- **Stated problem**: Print every line of the material below unchanged, character for character.

- **Records provided**:
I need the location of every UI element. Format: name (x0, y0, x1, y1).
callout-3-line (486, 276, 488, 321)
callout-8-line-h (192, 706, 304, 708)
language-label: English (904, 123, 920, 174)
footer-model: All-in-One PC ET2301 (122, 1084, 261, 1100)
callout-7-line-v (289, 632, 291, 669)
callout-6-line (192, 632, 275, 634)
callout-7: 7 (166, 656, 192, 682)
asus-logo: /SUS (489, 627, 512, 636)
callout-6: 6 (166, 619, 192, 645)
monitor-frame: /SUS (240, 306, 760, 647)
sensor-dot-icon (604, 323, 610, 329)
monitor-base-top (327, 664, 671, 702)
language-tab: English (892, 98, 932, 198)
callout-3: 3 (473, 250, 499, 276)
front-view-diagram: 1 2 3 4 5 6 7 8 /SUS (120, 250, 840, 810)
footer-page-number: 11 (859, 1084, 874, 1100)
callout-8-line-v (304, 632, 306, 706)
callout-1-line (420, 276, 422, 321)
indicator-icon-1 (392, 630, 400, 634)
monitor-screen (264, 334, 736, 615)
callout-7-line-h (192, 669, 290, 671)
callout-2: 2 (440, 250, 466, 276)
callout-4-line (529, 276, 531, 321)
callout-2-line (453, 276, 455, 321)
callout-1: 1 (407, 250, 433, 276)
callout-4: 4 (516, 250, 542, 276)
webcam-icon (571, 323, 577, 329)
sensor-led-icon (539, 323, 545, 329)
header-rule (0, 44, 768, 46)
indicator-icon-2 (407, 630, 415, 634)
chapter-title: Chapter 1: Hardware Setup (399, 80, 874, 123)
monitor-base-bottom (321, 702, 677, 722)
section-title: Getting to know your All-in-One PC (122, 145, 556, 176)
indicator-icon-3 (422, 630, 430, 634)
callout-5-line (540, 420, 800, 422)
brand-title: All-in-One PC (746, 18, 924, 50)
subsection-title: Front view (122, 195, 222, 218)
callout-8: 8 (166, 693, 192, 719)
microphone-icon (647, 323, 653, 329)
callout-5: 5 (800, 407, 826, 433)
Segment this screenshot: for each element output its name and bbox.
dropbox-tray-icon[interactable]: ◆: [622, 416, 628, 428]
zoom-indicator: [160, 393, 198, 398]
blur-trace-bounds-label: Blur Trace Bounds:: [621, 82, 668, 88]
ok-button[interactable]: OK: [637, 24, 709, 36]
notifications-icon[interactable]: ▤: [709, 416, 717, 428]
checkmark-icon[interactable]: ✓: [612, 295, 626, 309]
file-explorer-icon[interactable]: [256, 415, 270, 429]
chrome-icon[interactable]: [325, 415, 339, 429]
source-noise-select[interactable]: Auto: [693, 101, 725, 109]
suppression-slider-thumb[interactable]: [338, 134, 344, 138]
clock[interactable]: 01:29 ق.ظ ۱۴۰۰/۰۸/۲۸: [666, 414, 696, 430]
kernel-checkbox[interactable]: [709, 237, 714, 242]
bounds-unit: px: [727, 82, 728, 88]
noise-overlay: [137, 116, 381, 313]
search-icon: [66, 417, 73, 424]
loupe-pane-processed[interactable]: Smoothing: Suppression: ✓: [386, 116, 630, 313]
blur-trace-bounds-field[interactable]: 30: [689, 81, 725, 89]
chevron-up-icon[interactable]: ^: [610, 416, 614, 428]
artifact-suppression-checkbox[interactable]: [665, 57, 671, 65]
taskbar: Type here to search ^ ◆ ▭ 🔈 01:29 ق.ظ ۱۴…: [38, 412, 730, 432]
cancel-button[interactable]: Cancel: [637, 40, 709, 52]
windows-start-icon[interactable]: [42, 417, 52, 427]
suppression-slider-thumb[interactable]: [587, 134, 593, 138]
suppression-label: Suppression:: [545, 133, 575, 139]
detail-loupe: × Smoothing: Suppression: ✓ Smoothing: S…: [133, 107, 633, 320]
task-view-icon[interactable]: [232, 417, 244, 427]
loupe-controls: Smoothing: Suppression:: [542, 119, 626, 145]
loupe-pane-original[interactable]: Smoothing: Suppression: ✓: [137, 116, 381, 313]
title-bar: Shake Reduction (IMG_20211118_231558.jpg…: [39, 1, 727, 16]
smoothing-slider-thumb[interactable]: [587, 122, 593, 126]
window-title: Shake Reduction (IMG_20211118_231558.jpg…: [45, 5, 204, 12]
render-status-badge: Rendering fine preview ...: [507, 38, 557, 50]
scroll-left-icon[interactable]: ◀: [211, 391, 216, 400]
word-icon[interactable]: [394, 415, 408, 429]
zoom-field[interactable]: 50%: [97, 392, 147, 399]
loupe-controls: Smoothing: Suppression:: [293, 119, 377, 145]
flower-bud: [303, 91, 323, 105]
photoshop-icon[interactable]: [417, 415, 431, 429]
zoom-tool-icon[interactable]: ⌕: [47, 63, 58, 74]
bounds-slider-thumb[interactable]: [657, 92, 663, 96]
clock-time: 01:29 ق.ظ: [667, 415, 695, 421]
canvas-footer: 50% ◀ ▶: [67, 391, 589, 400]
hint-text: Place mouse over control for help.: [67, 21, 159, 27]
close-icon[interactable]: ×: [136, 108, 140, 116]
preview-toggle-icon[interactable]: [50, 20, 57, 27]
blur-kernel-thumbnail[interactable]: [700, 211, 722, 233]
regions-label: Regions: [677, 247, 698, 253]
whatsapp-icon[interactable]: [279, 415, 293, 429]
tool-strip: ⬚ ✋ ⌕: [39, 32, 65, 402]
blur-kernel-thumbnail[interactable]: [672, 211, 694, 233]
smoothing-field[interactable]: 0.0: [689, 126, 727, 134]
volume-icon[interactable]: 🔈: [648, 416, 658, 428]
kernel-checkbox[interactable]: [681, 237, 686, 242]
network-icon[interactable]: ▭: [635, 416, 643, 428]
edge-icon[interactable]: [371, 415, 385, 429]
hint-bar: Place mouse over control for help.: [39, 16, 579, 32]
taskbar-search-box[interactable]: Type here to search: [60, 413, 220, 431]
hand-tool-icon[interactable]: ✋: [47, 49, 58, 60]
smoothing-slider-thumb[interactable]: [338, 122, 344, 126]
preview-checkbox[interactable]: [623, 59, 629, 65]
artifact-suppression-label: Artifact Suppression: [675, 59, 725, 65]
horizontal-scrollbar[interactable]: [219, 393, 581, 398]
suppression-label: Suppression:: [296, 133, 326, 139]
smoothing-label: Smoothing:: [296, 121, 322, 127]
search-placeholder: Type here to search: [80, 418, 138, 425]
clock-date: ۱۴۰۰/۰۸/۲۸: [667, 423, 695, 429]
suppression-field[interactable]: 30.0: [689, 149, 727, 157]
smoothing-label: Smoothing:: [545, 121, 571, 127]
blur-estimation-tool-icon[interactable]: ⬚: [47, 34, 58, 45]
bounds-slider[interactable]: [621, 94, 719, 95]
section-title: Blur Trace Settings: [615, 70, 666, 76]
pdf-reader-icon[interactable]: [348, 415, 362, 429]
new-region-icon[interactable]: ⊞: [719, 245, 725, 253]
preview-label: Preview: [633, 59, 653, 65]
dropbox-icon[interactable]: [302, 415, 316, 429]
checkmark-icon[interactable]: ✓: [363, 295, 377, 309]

- **Response below**:
I need the location of every UI element. Format: name (x0, y0, x1, y1).
callout-3-line (486, 276, 488, 321)
callout-8-line-h (192, 706, 304, 708)
language-label: English (904, 123, 920, 174)
footer-model: All-in-One PC ET2301 (122, 1084, 261, 1100)
callout-7-line-v (289, 632, 291, 669)
callout-6-line (192, 632, 275, 634)
callout-7: 7 (166, 656, 192, 682)
asus-logo: /SUS (489, 627, 512, 636)
callout-6: 6 (166, 619, 192, 645)
monitor-frame: /SUS (240, 306, 760, 647)
sensor-dot-icon (604, 323, 610, 329)
monitor-base-top (327, 664, 671, 702)
language-tab: English (892, 98, 932, 198)
callout-3: 3 (473, 250, 499, 276)
front-view-diagram: 1 2 3 4 5 6 7 8 /SUS (120, 250, 840, 810)
footer-page-number: 11 (859, 1084, 874, 1100)
callout-8-line-v (304, 632, 306, 706)
callout-1-line (420, 276, 422, 321)
indicator-icon-1 (392, 630, 400, 634)
monitor-screen (264, 334, 736, 615)
callout-7-line-h (192, 669, 290, 671)
callout-2: 2 (440, 250, 466, 276)
callout-4-line (529, 276, 531, 321)
callout-2-line (453, 276, 455, 321)
callout-1: 1 (407, 250, 433, 276)
callout-4: 4 (516, 250, 542, 276)
webcam-icon (571, 323, 577, 329)
sensor-led-icon (539, 323, 545, 329)
header-rule (0, 44, 768, 46)
indicator-icon-2 (407, 630, 415, 634)
chapter-title: Chapter 1: Hardware Setup (399, 80, 874, 123)
monitor-base-bottom (321, 702, 677, 722)
section-title: Getting to know your All-in-One PC (122, 145, 556, 176)
indicator-icon-3 (422, 630, 430, 634)
callout-5-line (540, 420, 800, 422)
brand-title: All-in-One PC (746, 18, 924, 50)
subsection-title: Front view (122, 195, 222, 218)
callout-8: 8 (166, 693, 192, 719)
microphone-icon (647, 323, 653, 329)
callout-5: 5 (800, 407, 826, 433)
Segment this screenshot: for each element output its name and bbox.
dropbox-tray-icon[interactable]: ◆: [622, 416, 628, 428]
zoom-indicator: [160, 393, 198, 398]
blur-trace-bounds-label: Blur Trace Bounds:: [621, 82, 668, 88]
ok-button[interactable]: OK: [637, 24, 709, 36]
notifications-icon[interactable]: ▤: [709, 416, 717, 428]
checkmark-icon[interactable]: ✓: [612, 295, 626, 309]
file-explorer-icon[interactable]: [256, 415, 270, 429]
chrome-icon[interactable]: [325, 415, 339, 429]
source-noise-select[interactable]: Auto: [693, 101, 725, 109]
suppression-slider-thumb[interactable]: [338, 134, 344, 138]
clock[interactable]: 01:29 ق.ظ ۱۴۰۰/۰۸/۲۸: [666, 414, 696, 430]
kernel-checkbox[interactable]: [709, 237, 714, 242]
bounds-unit: px: [727, 82, 728, 88]
noise-overlay: [137, 116, 381, 313]
search-icon: [66, 417, 73, 424]
loupe-pane-processed[interactable]: Smoothing: Suppression: ✓: [386, 116, 630, 313]
blur-trace-bounds-field[interactable]: 30: [689, 81, 725, 89]
chevron-up-icon[interactable]: ^: [610, 416, 614, 428]
artifact-suppression-checkbox[interactable]: [665, 57, 671, 65]
taskbar: Type here to search ^ ◆ ▭ 🔈 01:29 ق.ظ ۱۴…: [38, 412, 730, 432]
cancel-button[interactable]: Cancel: [637, 40, 709, 52]
windows-start-icon[interactable]: [42, 417, 52, 427]
suppression-slider-thumb[interactable]: [587, 134, 593, 138]
suppression-label: Suppression:: [545, 133, 575, 139]
detail-loupe: × Smoothing: Suppression: ✓ Smoothing: S…: [133, 107, 633, 320]
task-view-icon[interactable]: [232, 417, 244, 427]
loupe-controls: Smoothing: Suppression:: [542, 119, 626, 145]
loupe-pane-original[interactable]: Smoothing: Suppression: ✓: [137, 116, 381, 313]
title-bar: Shake Reduction (IMG_20211118_231558.jpg…: [39, 1, 727, 16]
smoothing-slider-thumb[interactable]: [587, 122, 593, 126]
window-title: Shake Reduction (IMG_20211118_231558.jpg…: [45, 5, 204, 12]
render-status-badge: Rendering fine preview ...: [507, 38, 557, 50]
scroll-left-icon[interactable]: ◀: [211, 391, 216, 400]
word-icon[interactable]: [394, 415, 408, 429]
zoom-field[interactable]: 50%: [97, 392, 147, 399]
loupe-controls: Smoothing: Suppression:: [293, 119, 377, 145]
flower-bud: [303, 91, 323, 105]
photoshop-icon[interactable]: [417, 415, 431, 429]
zoom-tool-icon[interactable]: ⌕: [47, 63, 58, 74]
bounds-slider-thumb[interactable]: [657, 92, 663, 96]
clock-time: 01:29 ق.ظ: [667, 415, 695, 421]
canvas-footer: 50% ◀ ▶: [67, 391, 589, 400]
hint-text: Place mouse over control for help.: [67, 21, 159, 27]
close-icon[interactable]: ×: [136, 108, 140, 116]
preview-toggle-icon[interactable]: [50, 20, 57, 27]
blur-kernel-thumbnail[interactable]: [700, 211, 722, 233]
regions-label: Regions: [677, 247, 698, 253]
whatsapp-icon[interactable]: [279, 415, 293, 429]
tool-strip: ⬚ ✋ ⌕: [39, 32, 65, 402]
blur-kernel-thumbnail[interactable]: [672, 211, 694, 233]
smoothing-field[interactable]: 0.0: [689, 126, 727, 134]
volume-icon[interactable]: 🔈: [648, 416, 658, 428]
kernel-checkbox[interactable]: [681, 237, 686, 242]
network-icon[interactable]: ▭: [635, 416, 643, 428]
edge-icon[interactable]: [371, 415, 385, 429]
hint-bar: Place mouse over control for help.: [39, 16, 579, 32]
taskbar-search-box[interactable]: Type here to search: [60, 413, 220, 431]
hand-tool-icon[interactable]: ✋: [47, 49, 58, 60]
smoothing-slider-thumb[interactable]: [338, 122, 344, 126]
preview-checkbox[interactable]: [623, 59, 629, 65]
artifact-suppression-label: Artifact Suppression: [675, 59, 725, 65]
horizontal-scrollbar[interactable]: [219, 393, 581, 398]
suppression-label: Suppression:: [296, 133, 326, 139]
smoothing-label: Smoothing:: [296, 121, 322, 127]
search-placeholder: Type here to search: [80, 418, 138, 425]
clock-date: ۱۴۰۰/۰۸/۲۸: [667, 423, 695, 429]
suppression-field[interactable]: 30.0: [689, 149, 727, 157]
smoothing-label: Smoothing:: [545, 121, 571, 127]
blur-estimation-tool-icon[interactable]: ⬚: [47, 34, 58, 45]
bounds-slider[interactable]: [621, 94, 719, 95]
section-title: Blur Trace Settings: [615, 70, 666, 76]
pdf-reader-icon[interactable]: [348, 415, 362, 429]
new-region-icon[interactable]: ⊞: [719, 245, 725, 253]
preview-label: Preview: [633, 59, 653, 65]
dropbox-icon[interactable]: [302, 415, 316, 429]
checkmark-icon[interactable]: ✓: [363, 295, 377, 309]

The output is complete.